* EXERCISE DIRECTIONS: Are you able to quote each entry exactly as written?

* LISTED ENTRIES:
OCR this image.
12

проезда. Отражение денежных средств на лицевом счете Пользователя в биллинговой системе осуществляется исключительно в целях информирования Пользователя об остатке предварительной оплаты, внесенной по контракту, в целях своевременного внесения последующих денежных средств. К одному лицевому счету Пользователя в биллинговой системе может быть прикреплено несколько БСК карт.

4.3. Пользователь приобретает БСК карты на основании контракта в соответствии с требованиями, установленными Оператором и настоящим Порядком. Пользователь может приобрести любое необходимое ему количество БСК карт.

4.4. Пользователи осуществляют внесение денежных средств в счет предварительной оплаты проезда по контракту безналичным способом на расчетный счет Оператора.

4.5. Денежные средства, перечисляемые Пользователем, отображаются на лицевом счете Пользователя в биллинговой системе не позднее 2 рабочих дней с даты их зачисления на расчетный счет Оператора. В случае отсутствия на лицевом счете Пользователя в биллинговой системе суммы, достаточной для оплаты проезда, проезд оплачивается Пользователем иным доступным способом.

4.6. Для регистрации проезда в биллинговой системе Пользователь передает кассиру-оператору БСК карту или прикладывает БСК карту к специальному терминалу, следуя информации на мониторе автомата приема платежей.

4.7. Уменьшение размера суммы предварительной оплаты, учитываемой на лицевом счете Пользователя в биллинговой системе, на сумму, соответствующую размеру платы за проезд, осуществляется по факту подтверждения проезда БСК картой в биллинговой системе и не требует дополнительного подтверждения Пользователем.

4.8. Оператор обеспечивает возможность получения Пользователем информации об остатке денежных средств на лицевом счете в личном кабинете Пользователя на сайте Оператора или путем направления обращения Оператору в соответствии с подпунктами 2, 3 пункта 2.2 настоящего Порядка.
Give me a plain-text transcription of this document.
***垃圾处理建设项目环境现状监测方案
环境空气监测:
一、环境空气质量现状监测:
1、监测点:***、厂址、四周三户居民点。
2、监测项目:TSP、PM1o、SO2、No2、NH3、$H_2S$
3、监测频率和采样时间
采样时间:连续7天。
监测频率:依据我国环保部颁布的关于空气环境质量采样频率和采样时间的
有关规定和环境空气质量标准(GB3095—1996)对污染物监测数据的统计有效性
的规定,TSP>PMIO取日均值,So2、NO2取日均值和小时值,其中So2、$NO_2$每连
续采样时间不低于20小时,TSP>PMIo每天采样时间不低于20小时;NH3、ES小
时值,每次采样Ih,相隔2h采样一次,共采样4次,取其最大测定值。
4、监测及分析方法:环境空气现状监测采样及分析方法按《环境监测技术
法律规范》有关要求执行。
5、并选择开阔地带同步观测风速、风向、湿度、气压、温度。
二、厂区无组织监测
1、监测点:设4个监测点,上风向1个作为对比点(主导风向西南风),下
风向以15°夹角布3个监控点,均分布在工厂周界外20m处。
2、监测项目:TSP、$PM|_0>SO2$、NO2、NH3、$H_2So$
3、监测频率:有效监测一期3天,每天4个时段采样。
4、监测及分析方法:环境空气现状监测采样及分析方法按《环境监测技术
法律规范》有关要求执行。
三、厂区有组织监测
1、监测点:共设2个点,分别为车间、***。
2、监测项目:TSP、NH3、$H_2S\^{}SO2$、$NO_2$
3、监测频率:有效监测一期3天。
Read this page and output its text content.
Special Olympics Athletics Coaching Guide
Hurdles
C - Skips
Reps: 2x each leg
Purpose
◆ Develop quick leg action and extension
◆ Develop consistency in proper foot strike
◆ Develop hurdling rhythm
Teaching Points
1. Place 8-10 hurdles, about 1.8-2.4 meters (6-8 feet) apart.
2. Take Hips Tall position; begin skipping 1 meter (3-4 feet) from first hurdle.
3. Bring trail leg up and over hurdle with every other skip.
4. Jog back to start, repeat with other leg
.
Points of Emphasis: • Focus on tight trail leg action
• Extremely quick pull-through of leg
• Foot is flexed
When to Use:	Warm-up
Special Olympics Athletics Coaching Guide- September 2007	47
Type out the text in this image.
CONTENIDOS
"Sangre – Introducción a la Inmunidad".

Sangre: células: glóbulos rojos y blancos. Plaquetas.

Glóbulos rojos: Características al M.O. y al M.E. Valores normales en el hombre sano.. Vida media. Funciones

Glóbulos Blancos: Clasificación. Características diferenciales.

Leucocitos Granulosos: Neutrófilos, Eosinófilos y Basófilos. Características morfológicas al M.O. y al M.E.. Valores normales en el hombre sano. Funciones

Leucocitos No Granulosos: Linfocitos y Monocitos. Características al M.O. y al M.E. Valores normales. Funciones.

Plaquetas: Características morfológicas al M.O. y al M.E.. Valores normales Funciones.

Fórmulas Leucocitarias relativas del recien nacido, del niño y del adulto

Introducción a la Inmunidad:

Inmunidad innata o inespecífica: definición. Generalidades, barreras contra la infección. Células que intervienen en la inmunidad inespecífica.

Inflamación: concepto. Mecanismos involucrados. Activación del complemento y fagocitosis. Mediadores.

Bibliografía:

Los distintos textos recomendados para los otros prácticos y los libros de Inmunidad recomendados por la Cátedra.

* COMPLETED TASK:
OCR this image.
12

проезда. Отражение денежных средств на лицевом счете Пользователя в биллинговой системе осуществляется исключительно в целях информирования Пользователя об остатке предварительной оплаты, внесенной по контракту, в целях своевременного внесения последующих денежных средств. К одному лицевому счету Пользователя в биллинговой системе может быть прикреплено несколько БСК карт.

4.3. Пользователь приобретает БСК карты на основании контракта в соответствии с требованиями, установленными Оператором и настоящим Порядком. Пользователь может приобрести любое необходимое ему количество БСК карт.

4.4. Пользователи осуществляют внесение денежных средств в счет предварительной оплаты проезда по контракту безналичным способом на расчетный счет Оператора.

4.5. Денежные средства, перечисляемые Пользователем, отображаются на лицевом счете Пользователя в биллинговой системе не позднее 2 рабочих дней с даты их зачисления на расчетный счет Оператора. В случае отсутствия на лицевом счете Пользователя в биллинговой системе суммы, достаточной для оплаты проезда, проезд оплачивается Пользователем иным доступным способом.

4.6. Для регистрации проезда в биллинговой системе Пользователь передает кассиру-оператору БСК карту или прикладывает БСК карту к специальному терминалу, следуя информации на мониторе автомата приема платежей.

4.7. Уменьшение размера суммы предварительной оплаты, учитываемой на лицевом счете Пользователя в биллинговой системе, на сумму, соответствующую размеру платы за проезд, осуществляется по факту подтверждения проезда БСК картой в биллинговой системе и не требует дополнительного подтверждения Пользователем.

4.8. Оператор обеспечивает возможность получения Пользователем информации об остатке денежных средств на лицевом счете в личном кабинете Пользователя на сайте Оператора или путем направления обращения Оператору в соответствии с подпунктами 2, 3 пункта 2.2 настоящего Порядка.
Give me a plain-text transcription of this document.
***垃圾处理建设项目环境现状监测方案
环境空气监测:
一、环境空气质量现状监测:
1、监测点:***、厂址、四周三户居民点。
2、监测项目:TSP、PM1o、SO2、No2、NH3、$H_2S$
3、监测频率和采样时间
采样时间:连续7天。
监测频率:依据我国环保部颁布的关于空气环境质量采样频率和采样时间的
有关规定和环境空气质量标准(GB3095—1996)对污染物监测数据的统计有效性
的规定,TSP>PMIO取日均值,So2、NO2取日均值和小时值,其中So2、$NO_2$每连
续采样时间不低于20小时,TSP>PMIo每天采样时间不低于20小时;NH3、ES小
时值,每次采样Ih,相隔2h采样一次,共采样4次,取其最大测定值。
4、监测及分析方法:环境空气现状监测采样及分析方法按《环境监测技术
法律规范》有关要求执行。
5、并选择开阔地带同步观测风速、风向、湿度、气压、温度。
二、厂区无组织监测
1、监测点:设4个监测点,上风向1个作为对比点(主导风向西南风),下
风向以15°夹角布3个监控点,均分布在工厂周界外20m处。
2、监测项目:TSP、$PM|_0>SO2$、NO2、NH3、$H_2So$
3、监测频率:有效监测一期3天,每天4个时段采样。
4、监测及分析方法:环境空气现状监测采样及分析方法按《环境监测技术
法律规范》有关要求执行。
三、厂区有组织监测
1、监测点:共设2个点,分别为车间、***。
2、监测项目:TSP、NH3、$H_2S\^{}SO2$、$NO_2$
3、监测频率:有效监测一期3天。
Read this page and output its text content.
Special Olympics Athletics Coaching Guide
Hurdles
C - Skips
Reps: 2x each leg
Purpose
◆ Develop quick leg action and extension
◆ Develop consistency in proper foot strike
◆ Develop hurdling rhythm
Teaching Points
1. Place 8-10 hurdles, about 1.8-2.4 meters (6-8 feet) apart.
2. Take Hips Tall position; begin skipping 1 meter (3-4 feet) from first hurdle.
3. Bring trail leg up and over hurdle with every other skip.
4. Jog back to start, repeat with other leg
.
Points of Emphasis: • Focus on tight trail leg action
• Extremely quick pull-through of leg
• Foot is flexed
When to Use:	Warm-up
Special Olympics Athletics Coaching Guide- September 2007	47
Type out the text in this image.
CONTENIDOS
"Sangre – Introducción a la Inmunidad".

Sangre: células: glóbulos rojos y blancos. Plaquetas.

Glóbulos rojos: Características al M.O. y al M.E. Valores normales en el hombre sano.. Vida media. Funciones

Glóbulos Blancos: Clasificación. Características diferenciales.

Leucocitos Granulosos: Neutrófilos, Eosinófilos y Basófilos. Características morfológicas al M.O. y al M.E.. Valores normales en el hombre sano. Funciones

Leucocitos No Granulosos: Linfocitos y Monocitos. Características al M.O. y al M.E. Valores normales. Funciones.

Plaquetas: Características morfológicas al M.O. y al M.E.. Valores normales Funciones.

Fórmulas Leucocitarias relativas del recien nacido, del niño y del adulto

Introducción a la Inmunidad:

Inmunidad innata o inespecífica: definición. Generalidades, barreras contra la infección. Células que intervienen en la inmunidad inespecífica.

Inflamación: concepto. Mecanismos involucrados. Activación del complemento y fagocitosis. Mediadores.

Bibliografía:

Los distintos textos recomendados para los otros prácticos y los libros de Inmunidad recomendados por la Cátedra.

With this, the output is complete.